AIM: Your task is to copy every line of the entries that contains "LAGUNA".

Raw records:
____

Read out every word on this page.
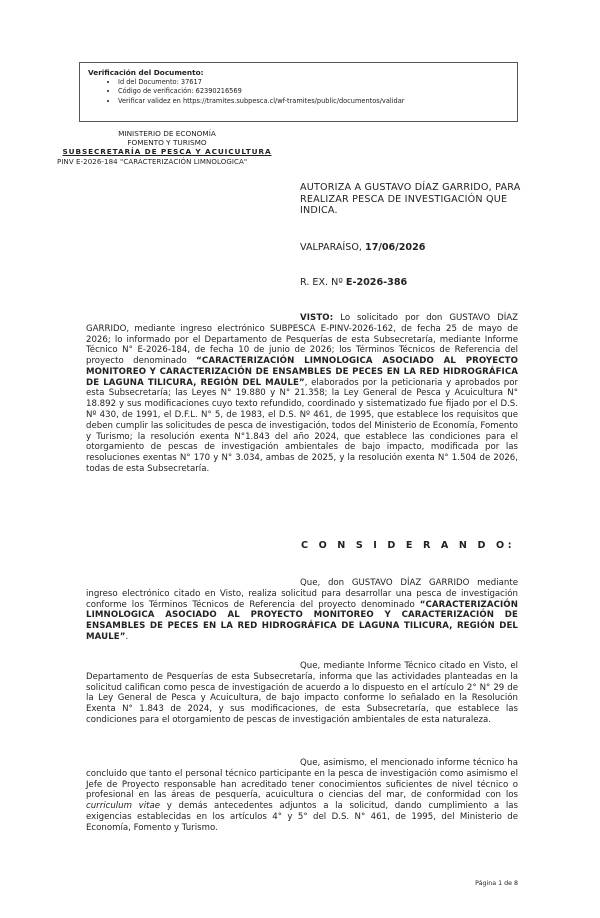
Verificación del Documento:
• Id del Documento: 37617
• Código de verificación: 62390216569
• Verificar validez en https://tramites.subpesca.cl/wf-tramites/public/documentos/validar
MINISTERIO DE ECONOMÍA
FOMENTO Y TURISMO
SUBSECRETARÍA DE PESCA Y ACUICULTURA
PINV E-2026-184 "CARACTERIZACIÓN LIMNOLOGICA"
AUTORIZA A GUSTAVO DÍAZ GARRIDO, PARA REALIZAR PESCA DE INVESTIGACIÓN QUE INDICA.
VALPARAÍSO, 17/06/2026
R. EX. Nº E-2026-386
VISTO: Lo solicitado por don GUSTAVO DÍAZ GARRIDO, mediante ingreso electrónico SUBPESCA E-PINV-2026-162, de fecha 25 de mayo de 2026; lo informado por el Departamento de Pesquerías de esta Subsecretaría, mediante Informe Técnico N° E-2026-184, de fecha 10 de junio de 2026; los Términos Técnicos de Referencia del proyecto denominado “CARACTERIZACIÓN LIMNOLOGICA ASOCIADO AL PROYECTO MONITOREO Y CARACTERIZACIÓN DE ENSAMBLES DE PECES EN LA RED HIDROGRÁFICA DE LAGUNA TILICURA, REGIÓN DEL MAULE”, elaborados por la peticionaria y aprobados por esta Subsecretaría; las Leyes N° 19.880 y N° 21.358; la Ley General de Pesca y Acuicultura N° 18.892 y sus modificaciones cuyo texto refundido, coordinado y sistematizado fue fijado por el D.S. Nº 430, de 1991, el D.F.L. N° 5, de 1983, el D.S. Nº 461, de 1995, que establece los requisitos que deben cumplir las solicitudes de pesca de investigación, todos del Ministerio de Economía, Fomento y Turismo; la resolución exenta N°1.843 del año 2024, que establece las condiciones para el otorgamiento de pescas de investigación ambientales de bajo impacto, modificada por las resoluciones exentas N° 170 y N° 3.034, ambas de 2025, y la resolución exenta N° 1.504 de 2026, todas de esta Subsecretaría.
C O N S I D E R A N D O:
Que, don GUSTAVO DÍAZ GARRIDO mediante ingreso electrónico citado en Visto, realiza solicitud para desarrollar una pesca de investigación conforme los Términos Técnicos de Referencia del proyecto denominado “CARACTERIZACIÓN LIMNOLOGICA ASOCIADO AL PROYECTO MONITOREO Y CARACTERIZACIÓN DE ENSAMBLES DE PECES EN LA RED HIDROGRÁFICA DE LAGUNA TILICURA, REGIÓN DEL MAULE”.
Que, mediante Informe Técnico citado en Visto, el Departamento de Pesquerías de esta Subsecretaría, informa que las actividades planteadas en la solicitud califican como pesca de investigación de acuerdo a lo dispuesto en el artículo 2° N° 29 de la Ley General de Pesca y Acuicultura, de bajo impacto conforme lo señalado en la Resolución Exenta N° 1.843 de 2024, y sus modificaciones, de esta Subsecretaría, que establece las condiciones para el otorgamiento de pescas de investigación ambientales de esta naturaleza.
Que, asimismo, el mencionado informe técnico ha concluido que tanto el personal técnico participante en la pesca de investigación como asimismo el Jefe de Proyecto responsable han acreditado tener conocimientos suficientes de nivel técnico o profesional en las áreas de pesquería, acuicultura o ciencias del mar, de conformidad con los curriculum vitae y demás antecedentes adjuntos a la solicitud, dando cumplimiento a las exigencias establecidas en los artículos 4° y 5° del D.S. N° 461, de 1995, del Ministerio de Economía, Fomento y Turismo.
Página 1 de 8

____

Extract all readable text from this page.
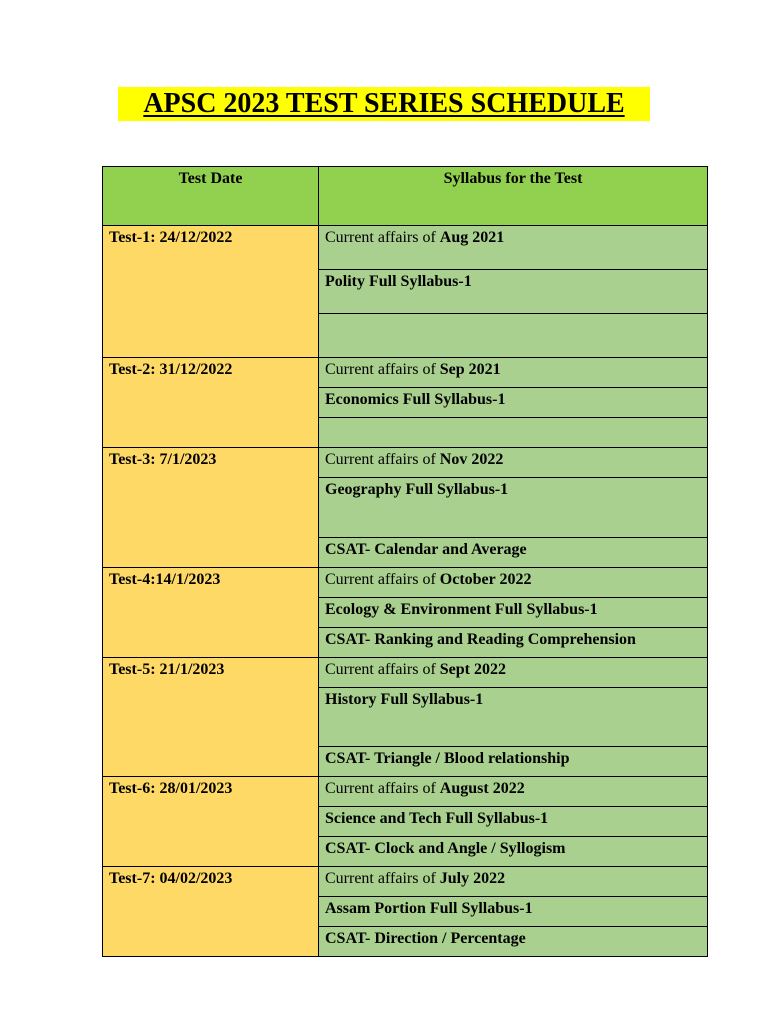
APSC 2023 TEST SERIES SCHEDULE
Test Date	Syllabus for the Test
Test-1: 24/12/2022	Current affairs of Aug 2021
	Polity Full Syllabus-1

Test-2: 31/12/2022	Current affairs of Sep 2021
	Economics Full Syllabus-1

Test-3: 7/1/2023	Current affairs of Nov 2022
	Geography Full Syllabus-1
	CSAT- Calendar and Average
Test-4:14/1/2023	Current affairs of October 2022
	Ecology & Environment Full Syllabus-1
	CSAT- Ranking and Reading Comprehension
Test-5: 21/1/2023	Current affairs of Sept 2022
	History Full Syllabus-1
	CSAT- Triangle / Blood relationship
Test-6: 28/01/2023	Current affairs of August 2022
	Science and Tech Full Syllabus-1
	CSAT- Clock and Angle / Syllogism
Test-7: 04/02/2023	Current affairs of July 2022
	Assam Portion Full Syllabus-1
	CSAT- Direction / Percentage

____

SOLVED EXERCISE:
VISTO: Lo solicitado por don GUSTAVO DÍAZ GARRIDO, mediante ingreso electrónico SUBPESCA E-PINV-2026-162, de fecha 25 de mayo de 2026; lo informado por el Departamento de Pesquerías de esta Subsecretaría, mediante Informe Técnico N° E-2026-184, de fecha 10 de junio de 2026; los Términos Técnicos de Referencia del proyecto denominado “CARACTERIZACIÓN LIMNOLOGICA ASOCIADO AL PROYECTO MONITOREO Y CARACTERIZACIÓN DE ENSAMBLES DE PECES EN LA RED HIDROGRÁFICA DE LAGUNA TILICURA, REGIÓN DEL MAULE”, elaborados por la peticionaria y aprobados por esta Subsecretaría; las Leyes N° 19.880 y N° 21.358; la Ley General de Pesca y Acuicultura N° 18.892 y sus modificaciones cuyo texto refundido, coordinado y sistematizado fue fijado por el D.S. Nº 430, de 1991, el D.F.L. N° 5, de 1983, el D.S. Nº 461, de 1995, que establece los requisitos que deben cumplir las solicitudes de pesca de investigación, todos del Ministerio de Economía, Fomento y Turismo; la resolución exenta N°1.843 del año 2024, que establece las condiciones para el otorgamiento de pescas de investigación ambientales de bajo impacto, modificada por las resoluciones exentas N° 170 y N° 3.034, ambas de 2025, y la resolución exenta N° 1.504 de 2026, todas de esta Subsecretaría.
Que, don GUSTAVO DÍAZ GARRIDO mediante ingreso electrónico citado en Visto, realiza solicitud para desarrollar una pesca de investigación conforme los Términos Técnicos de Referencia del proyecto denominado “CARACTERIZACIÓN LIMNOLOGICA ASOCIADO AL PROYECTO MONITOREO Y CARACTERIZACIÓN DE ENSAMBLES DE PECES EN LA RED HIDROGRÁFICA DE LAGUNA TILICURA, REGIÓN DEL MAULE”.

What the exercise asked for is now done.